--- BEGIN Records shown ---
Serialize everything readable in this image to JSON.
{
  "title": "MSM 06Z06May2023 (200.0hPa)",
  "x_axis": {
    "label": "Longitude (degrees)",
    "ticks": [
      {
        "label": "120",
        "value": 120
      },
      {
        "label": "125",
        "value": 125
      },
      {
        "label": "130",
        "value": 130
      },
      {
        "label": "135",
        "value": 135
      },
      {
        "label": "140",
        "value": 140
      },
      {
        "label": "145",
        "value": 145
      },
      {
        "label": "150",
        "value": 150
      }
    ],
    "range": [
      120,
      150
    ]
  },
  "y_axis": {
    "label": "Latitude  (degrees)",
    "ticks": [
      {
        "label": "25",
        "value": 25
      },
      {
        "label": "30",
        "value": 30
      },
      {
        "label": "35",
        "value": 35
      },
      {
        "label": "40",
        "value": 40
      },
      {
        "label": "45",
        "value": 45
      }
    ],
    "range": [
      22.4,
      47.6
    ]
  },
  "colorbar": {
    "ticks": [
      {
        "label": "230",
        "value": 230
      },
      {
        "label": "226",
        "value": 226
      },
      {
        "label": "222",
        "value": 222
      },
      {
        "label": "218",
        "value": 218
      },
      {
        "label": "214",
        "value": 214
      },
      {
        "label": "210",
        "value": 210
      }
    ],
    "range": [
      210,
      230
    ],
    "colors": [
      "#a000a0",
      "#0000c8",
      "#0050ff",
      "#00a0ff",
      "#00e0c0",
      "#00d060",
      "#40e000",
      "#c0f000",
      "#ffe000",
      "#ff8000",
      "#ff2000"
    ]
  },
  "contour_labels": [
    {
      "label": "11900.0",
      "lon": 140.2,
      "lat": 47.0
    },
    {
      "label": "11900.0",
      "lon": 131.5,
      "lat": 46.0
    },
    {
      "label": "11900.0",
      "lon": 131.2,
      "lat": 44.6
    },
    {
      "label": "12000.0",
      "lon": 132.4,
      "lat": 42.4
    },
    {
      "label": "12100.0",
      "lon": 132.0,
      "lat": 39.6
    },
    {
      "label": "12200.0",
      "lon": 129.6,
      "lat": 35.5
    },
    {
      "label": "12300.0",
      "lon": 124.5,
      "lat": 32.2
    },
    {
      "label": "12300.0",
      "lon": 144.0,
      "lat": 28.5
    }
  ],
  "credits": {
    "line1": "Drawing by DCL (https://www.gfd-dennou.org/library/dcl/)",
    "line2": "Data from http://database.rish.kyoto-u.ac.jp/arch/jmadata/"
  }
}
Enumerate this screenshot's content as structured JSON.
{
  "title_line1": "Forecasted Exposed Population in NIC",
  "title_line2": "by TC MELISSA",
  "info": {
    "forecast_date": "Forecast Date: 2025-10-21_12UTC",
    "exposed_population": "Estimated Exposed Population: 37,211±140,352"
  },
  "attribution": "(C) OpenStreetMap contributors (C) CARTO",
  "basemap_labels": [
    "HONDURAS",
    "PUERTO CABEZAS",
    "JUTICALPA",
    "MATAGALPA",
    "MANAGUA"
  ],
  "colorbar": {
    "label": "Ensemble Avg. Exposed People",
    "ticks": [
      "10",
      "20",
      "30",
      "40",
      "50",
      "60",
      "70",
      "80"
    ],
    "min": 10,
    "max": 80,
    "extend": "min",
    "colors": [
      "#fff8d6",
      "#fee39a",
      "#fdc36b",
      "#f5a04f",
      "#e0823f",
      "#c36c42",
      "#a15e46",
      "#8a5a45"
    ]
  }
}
--- END Records shown ---
Prompt
Provide an exact reproduction of all the entries shown above.

Correct output
Serialize everything readable in this image to JSON.
{
  "title": "MSM 06Z06May2023 (200.0hPa)",
  "x_axis": {
    "label": "Longitude (degrees)",
    "ticks": [
      {
        "label": "120",
        "value": 120
      },
      {
        "label": "125",
        "value": 125
      },
      {
        "label": "130",
        "value": 130
      },
      {
        "label": "135",
        "value": 135
      },
      {
        "label": "140",
        "value": 140
      },
      {
        "label": "145",
        "value": 145
      },
      {
        "label": "150",
        "value": 150
      }
    ],
    "range": [
      120,
      150
    ]
  },
  "y_axis": {
    "label": "Latitude  (degrees)",
    "ticks": [
      {
        "label": "25",
        "value": 25
      },
      {
        "label": "30",
        "value": 30
      },
      {
        "label": "35",
        "value": 35
      },
      {
        "label": "40",
        "value": 40
      },
      {
        "label": "45",
        "value": 45
      }
    ],
    "range": [
      22.4,
      47.6
    ]
  },
  "colorbar": {
    "ticks": [
      {
        "label": "230",
        "value": 230
      },
      {
        "label": "226",
        "value": 226
      },
      {
        "label": "222",
        "value": 222
      },
      {
        "label": "218",
        "value": 218
      },
      {
        "label": "214",
        "value": 214
      },
      {
        "label": "210",
        "value": 210
      }
    ],
    "range": [
      210,
      230
    ],
    "colors": [
      "#a000a0",
      "#0000c8",
      "#0050ff",
      "#00a0ff",
      "#00e0c0",
      "#00d060",
      "#40e000",
      "#c0f000",
      "#ffe000",
      "#ff8000",
      "#ff2000"
    ]
  },
  "contour_labels": [
    {
      "label": "11900.0",
      "lon": 140.2,
      "lat": 47.0
    },
    {
      "label": "11900.0",
      "lon": 131.5,
      "lat": 46.0
    },
    {
      "label": "11900.0",
      "lon": 131.2,
      "lat": 44.6
    },
    {
      "label": "12000.0",
      "lon": 132.4,
      "lat": 42.4
    },
    {
      "label": "12100.0",
      "lon": 132.0,
      "lat": 39.6
    },
    {
      "label": "12200.0",
      "lon": 129.6,
      "lat": 35.5
    },
    {
      "label": "12300.0",
      "lon": 124.5,
      "lat": 32.2
    },
    {
      "label": "12300.0",
      "lon": 144.0,
      "lat": 28.5
    }
  ],
  "credits": {
    "line1": "Drawing by DCL (https://www.gfd-dennou.org/library/dcl/)",
    "line2": "Data from http://database.rish.kyoto-u.ac.jp/arch/jmadata/"
  }
}
Enumerate this screenshot's content as structured JSON.
{
  "title_line1": "Forecasted Exposed Population in NIC",
  "title_line2": "by TC MELISSA",
  "info": {
    "forecast_date": "Forecast Date: 2025-10-21_12UTC",
    "exposed_population": "Estimated Exposed Population: 37,211±140,352"
  },
  "attribution": "(C) OpenStreetMap contributors (C) CARTO",
  "basemap_labels": [
    "HONDURAS",
    "PUERTO CABEZAS",
    "JUTICALPA",
    "MATAGALPA",
    "MANAGUA"
  ],
  "colorbar": {
    "label": "Ensemble Avg. Exposed People",
    "ticks": [
      "10",
      "20",
      "30",
      "40",
      "50",
      "60",
      "70",
      "80"
    ],
    "min": 10,
    "max": 80,
    "extend": "min",
    "colors": [
      "#fff8d6",
      "#fee39a",
      "#fdc36b",
      "#f5a04f",
      "#e0823f",
      "#c36c42",
      "#a15e46",
      "#8a5a45"
    ]
  }
}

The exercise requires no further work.